=== DIRECTIVE ===
Search the material for the string "annotation", then return every line where it is found.

=== GIVEN RECORDS ===
#####
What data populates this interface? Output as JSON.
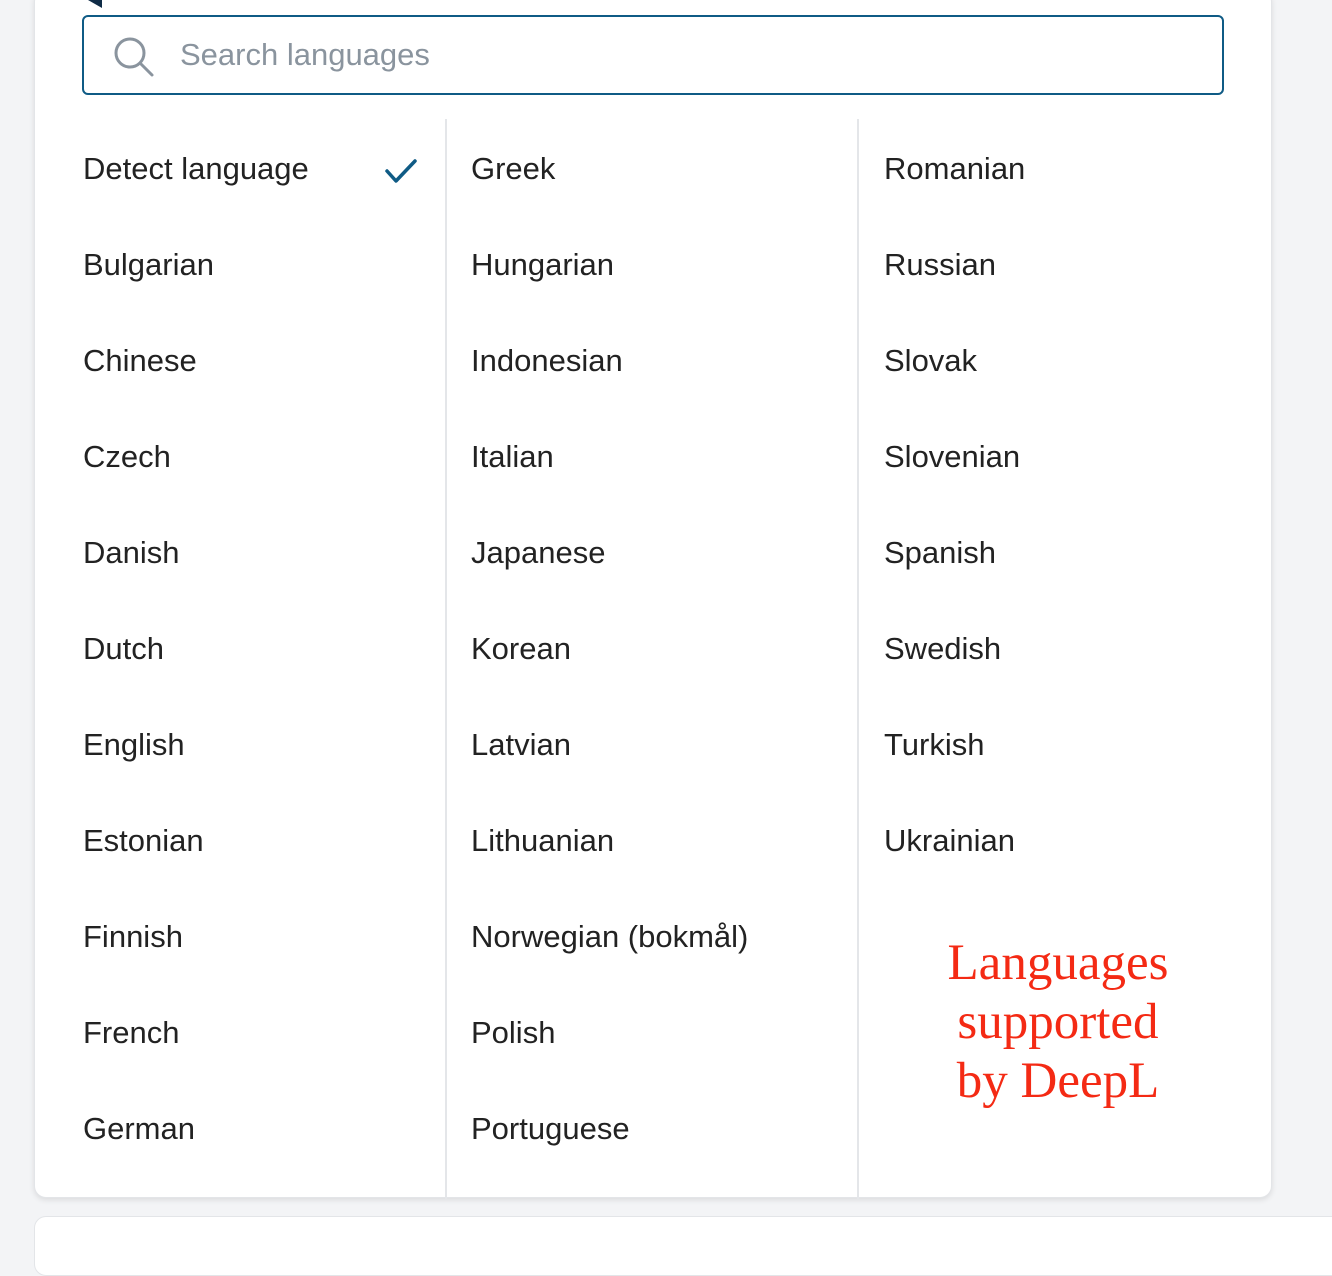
{
  "search": {
    "placeholder": "Search languages",
    "value": ""
  },
  "selected": "Detect language",
  "columns": [
    [
      "Detect language",
      "Bulgarian",
      "Chinese",
      "Czech",
      "Danish",
      "Dutch",
      "English",
      "Estonian",
      "Finnish",
      "French",
      "German"
    ],
    [
      "Greek",
      "Hungarian",
      "Indonesian",
      "Italian",
      "Japanese",
      "Korean",
      "Latvian",
      "Lithuanian",
      "Norwegian (bokmål)",
      "Polish",
      "Portuguese"
    ],
    [
      "Romanian",
      "Russian",
      "Slovak",
      "Slovenian",
      "Spanish",
      "Swedish",
      "Turkish",
      "Ukrainian"
    ]
  ],
  "annotation": "Languages\nsupported\nby DeepL",
  "colors": {
    "accent": "#0f5b85",
    "annotation": "#f42a14",
    "text": "#222222"
  },
  "icons": [
    "search-icon",
    "checkmark-icon"
  ]
}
#####
=== CORRECT ANSWER ===
  "annotation": "Languages\nsupported\nby DeepL",
    "annotation": "#f42a14",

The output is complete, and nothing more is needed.